Prompt:
Substitute "Stable Baselines3" for every occurrence of "Stable Baseline 3" across all the records, and reproduce the lines with nothing else altered.

Stored items from a collection:
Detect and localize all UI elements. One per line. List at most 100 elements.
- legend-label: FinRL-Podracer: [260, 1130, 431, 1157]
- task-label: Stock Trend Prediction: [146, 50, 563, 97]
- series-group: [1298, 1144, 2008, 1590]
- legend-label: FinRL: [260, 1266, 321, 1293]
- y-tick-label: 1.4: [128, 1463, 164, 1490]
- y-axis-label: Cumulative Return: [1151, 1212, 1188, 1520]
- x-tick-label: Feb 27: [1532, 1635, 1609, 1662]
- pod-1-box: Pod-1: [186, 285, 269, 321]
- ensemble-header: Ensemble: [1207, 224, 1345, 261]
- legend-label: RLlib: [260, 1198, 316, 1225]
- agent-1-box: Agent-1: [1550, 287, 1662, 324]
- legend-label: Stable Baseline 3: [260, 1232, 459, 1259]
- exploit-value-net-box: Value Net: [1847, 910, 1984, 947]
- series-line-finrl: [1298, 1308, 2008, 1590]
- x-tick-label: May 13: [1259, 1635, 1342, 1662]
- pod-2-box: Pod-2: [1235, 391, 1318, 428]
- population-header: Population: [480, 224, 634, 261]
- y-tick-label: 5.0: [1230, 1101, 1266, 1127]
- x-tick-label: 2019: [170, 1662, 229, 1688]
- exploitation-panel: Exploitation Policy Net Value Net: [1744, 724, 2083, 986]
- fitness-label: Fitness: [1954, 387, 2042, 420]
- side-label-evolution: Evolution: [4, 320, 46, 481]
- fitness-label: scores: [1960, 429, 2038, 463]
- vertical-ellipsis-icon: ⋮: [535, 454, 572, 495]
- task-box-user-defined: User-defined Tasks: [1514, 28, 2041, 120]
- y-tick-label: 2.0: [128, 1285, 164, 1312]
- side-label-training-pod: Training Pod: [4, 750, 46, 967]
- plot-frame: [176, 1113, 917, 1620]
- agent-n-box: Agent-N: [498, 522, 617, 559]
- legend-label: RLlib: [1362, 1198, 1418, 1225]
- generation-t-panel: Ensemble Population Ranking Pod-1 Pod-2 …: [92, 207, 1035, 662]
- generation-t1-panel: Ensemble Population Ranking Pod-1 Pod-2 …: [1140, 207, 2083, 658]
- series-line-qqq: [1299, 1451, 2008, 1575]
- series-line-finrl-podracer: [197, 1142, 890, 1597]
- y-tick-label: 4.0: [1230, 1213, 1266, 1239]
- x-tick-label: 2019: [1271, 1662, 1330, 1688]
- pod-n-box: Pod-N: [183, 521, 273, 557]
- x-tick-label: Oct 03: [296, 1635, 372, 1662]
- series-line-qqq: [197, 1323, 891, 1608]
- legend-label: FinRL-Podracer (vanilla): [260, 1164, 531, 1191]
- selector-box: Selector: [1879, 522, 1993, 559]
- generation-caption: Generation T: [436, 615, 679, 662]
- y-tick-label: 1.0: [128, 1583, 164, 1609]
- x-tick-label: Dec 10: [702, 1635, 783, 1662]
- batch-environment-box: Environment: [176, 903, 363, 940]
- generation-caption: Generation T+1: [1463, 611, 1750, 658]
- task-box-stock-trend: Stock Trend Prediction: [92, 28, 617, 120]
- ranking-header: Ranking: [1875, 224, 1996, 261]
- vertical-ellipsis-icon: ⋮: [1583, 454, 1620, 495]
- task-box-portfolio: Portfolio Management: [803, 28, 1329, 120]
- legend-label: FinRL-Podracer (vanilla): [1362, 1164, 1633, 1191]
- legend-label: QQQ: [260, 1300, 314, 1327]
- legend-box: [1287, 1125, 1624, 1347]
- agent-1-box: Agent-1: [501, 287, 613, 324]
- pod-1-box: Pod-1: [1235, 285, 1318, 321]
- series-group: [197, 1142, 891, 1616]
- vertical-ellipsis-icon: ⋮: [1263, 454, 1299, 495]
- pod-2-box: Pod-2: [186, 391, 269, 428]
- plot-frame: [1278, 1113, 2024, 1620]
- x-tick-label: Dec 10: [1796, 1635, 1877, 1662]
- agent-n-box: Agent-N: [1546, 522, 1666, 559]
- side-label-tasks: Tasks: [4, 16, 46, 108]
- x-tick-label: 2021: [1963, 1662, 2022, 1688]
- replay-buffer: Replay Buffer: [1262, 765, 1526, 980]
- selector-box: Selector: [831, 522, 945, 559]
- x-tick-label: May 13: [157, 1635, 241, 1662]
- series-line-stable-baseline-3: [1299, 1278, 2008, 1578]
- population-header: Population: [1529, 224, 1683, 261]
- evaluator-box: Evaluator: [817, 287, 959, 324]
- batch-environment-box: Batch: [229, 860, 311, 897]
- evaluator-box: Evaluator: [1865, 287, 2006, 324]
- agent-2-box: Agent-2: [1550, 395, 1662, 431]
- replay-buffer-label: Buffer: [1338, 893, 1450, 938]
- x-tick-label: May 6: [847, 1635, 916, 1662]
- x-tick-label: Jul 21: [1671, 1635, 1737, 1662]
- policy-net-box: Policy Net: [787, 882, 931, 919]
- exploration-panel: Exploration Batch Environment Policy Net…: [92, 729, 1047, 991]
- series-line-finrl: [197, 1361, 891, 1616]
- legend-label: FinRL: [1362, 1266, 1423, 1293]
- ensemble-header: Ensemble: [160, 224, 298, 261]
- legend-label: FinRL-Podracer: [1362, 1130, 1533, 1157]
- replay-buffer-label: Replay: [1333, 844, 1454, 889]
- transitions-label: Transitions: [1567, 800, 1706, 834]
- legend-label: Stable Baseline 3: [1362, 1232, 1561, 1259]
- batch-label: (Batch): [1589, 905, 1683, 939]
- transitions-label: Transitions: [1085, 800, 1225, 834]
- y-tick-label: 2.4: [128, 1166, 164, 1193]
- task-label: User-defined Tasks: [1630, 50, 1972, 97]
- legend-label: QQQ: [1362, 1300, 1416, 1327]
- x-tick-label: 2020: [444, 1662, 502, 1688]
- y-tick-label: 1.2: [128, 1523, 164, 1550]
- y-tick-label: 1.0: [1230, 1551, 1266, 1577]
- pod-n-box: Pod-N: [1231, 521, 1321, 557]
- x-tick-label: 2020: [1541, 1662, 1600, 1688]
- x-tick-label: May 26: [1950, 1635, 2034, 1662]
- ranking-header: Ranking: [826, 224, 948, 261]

Worked solution:
Detect and localize all UI elements. One per line. List at most 100 elements.
- legend-label: FinRL-Podracer: [260, 1130, 431, 1157]
- task-label: Stock Trend Prediction: [146, 50, 563, 97]
- series-group: [1298, 1144, 2008, 1590]
- legend-label: FinRL: [260, 1266, 321, 1293]
- y-tick-label: 1.4: [128, 1463, 164, 1490]
- y-axis-label: Cumulative Return: [1151, 1212, 1188, 1520]
- x-tick-label: Feb 27: [1532, 1635, 1609, 1662]
- pod-1-box: Pod-1: [186, 285, 269, 321]
- ensemble-header: Ensemble: [1207, 224, 1345, 261]
- legend-label: RLlib: [260, 1198, 316, 1225]
- agent-1-box: Agent-1: [1550, 287, 1662, 324]
- legend-label: Stable Baselines3: [260, 1232, 459, 1259]
- exploit-value-net-box: Value Net: [1847, 910, 1984, 947]
- series-line-finrl: [1298, 1308, 2008, 1590]
- x-tick-label: May 13: [1259, 1635, 1342, 1662]
- pod-2-box: Pod-2: [1235, 391, 1318, 428]
- population-header: Population: [480, 224, 634, 261]
- y-tick-label: 5.0: [1230, 1101, 1266, 1127]
- x-tick-label: 2019: [170, 1662, 229, 1688]
- exploitation-panel: Exploitation Policy Net Value Net: [1744, 724, 2083, 986]
- fitness-label: Fitness: [1954, 387, 2042, 420]
- side-label-evolution: Evolution: [4, 320, 46, 481]
- fitness-label: scores: [1960, 429, 2038, 463]
- vertical-ellipsis-icon: ⋮: [535, 454, 572, 495]
- task-box-user-defined: User-defined Tasks: [1514, 28, 2041, 120]
- y-tick-label: 2.0: [128, 1285, 164, 1312]
- side-label-training-pod: Training Pod: [4, 750, 46, 967]
- plot-frame: [176, 1113, 917, 1620]
- agent-n-box: Agent-N: [498, 522, 617, 559]
- legend-label: RLlib: [1362, 1198, 1418, 1225]
- generation-t-panel: Ensemble Population Ranking Pod-1 Pod-2 …: [92, 207, 1035, 662]
- generation-t1-panel: Ensemble Population Ranking Pod-1 Pod-2 …: [1140, 207, 2083, 658]
- series-line-qqq: [1299, 1451, 2008, 1575]
- series-line-finrl-podracer: [197, 1142, 890, 1597]
- y-tick-label: 4.0: [1230, 1213, 1266, 1239]
- x-tick-label: 2019: [1271, 1662, 1330, 1688]
- pod-n-box: Pod-N: [183, 521, 273, 557]
- x-tick-label: Oct 03: [296, 1635, 372, 1662]
- series-line-qqq: [197, 1323, 891, 1608]
- legend-label: FinRL-Podracer (vanilla): [260, 1164, 531, 1191]
- selector-box: Selector: [1879, 522, 1993, 559]
- generation-caption: Generation T: [436, 615, 679, 662]
- y-tick-label: 1.0: [128, 1583, 164, 1609]
- x-tick-label: Dec 10: [702, 1635, 783, 1662]
- batch-environment-box: Environment: [176, 903, 363, 940]
- generation-caption: Generation T+1: [1463, 611, 1750, 658]
- task-box-stock-trend: Stock Trend Prediction: [92, 28, 617, 120]
- ranking-header: Ranking: [1875, 224, 1996, 261]
- vertical-ellipsis-icon: ⋮: [1583, 454, 1620, 495]
- task-box-portfolio: Portfolio Management: [803, 28, 1329, 120]
- legend-label: FinRL-Podracer (vanilla): [1362, 1164, 1633, 1191]
- legend-label: QQQ: [260, 1300, 314, 1327]
- legend-box: [1287, 1125, 1624, 1347]
- agent-1-box: Agent-1: [501, 287, 613, 324]
- pod-1-box: Pod-1: [1235, 285, 1318, 321]
- series-group: [197, 1142, 891, 1616]
- vertical-ellipsis-icon: ⋮: [1263, 454, 1299, 495]
- pod-2-box: Pod-2: [186, 391, 269, 428]
- plot-frame: [1278, 1113, 2024, 1620]
- x-tick-label: Dec 10: [1796, 1635, 1877, 1662]
- agent-n-box: Agent-N: [1546, 522, 1666, 559]
- side-label-tasks: Tasks: [4, 16, 46, 108]
- x-tick-label: 2021: [1963, 1662, 2022, 1688]
- replay-buffer: Replay Buffer: [1262, 765, 1526, 980]
- selector-box: Selector: [831, 522, 945, 559]
- x-tick-label: May 13: [157, 1635, 241, 1662]
- series-line-stable-baseline-3: [1299, 1278, 2008, 1578]
- population-header: Population: [1529, 224, 1683, 261]
- evaluator-box: Evaluator: [817, 287, 959, 324]
- batch-environment-box: Batch: [229, 860, 311, 897]
- evaluator-box: Evaluator: [1865, 287, 2006, 324]
- agent-2-box: Agent-2: [1550, 395, 1662, 431]
- replay-buffer-label: Buffer: [1338, 893, 1450, 938]
- x-tick-label: May 6: [847, 1635, 916, 1662]
- x-tick-label: Jul 21: [1671, 1635, 1737, 1662]
- policy-net-box: Policy Net: [787, 882, 931, 919]
- exploration-panel: Exploration Batch Environment Policy Net…: [92, 729, 1047, 991]
- series-line-finrl: [197, 1361, 891, 1616]
- legend-label: FinRL: [1362, 1266, 1423, 1293]
- ensemble-header: Ensemble: [160, 224, 298, 261]
- legend-label: FinRL-Podracer: [1362, 1130, 1533, 1157]
- replay-buffer-label: Replay: [1333, 844, 1454, 889]
- transitions-label: Transitions: [1567, 800, 1706, 834]
- legend-label: Stable Baselines3: [1362, 1232, 1561, 1259]
- batch-label: (Batch): [1589, 905, 1683, 939]
- transitions-label: Transitions: [1085, 800, 1225, 834]
- y-tick-label: 2.4: [128, 1166, 164, 1193]
- task-label: User-defined Tasks: [1630, 50, 1972, 97]
- legend-label: QQQ: [1362, 1300, 1416, 1327]
- x-tick-label: 2020: [444, 1662, 502, 1688]
- y-tick-label: 1.2: [128, 1523, 164, 1550]
- y-tick-label: 1.0: [1230, 1551, 1266, 1577]
- pod-n-box: Pod-N: [1231, 521, 1321, 557]
- x-tick-label: 2020: [1541, 1662, 1600, 1688]
- x-tick-label: May 26: [1950, 1635, 2034, 1662]
- ranking-header: Ranking: [826, 224, 948, 261]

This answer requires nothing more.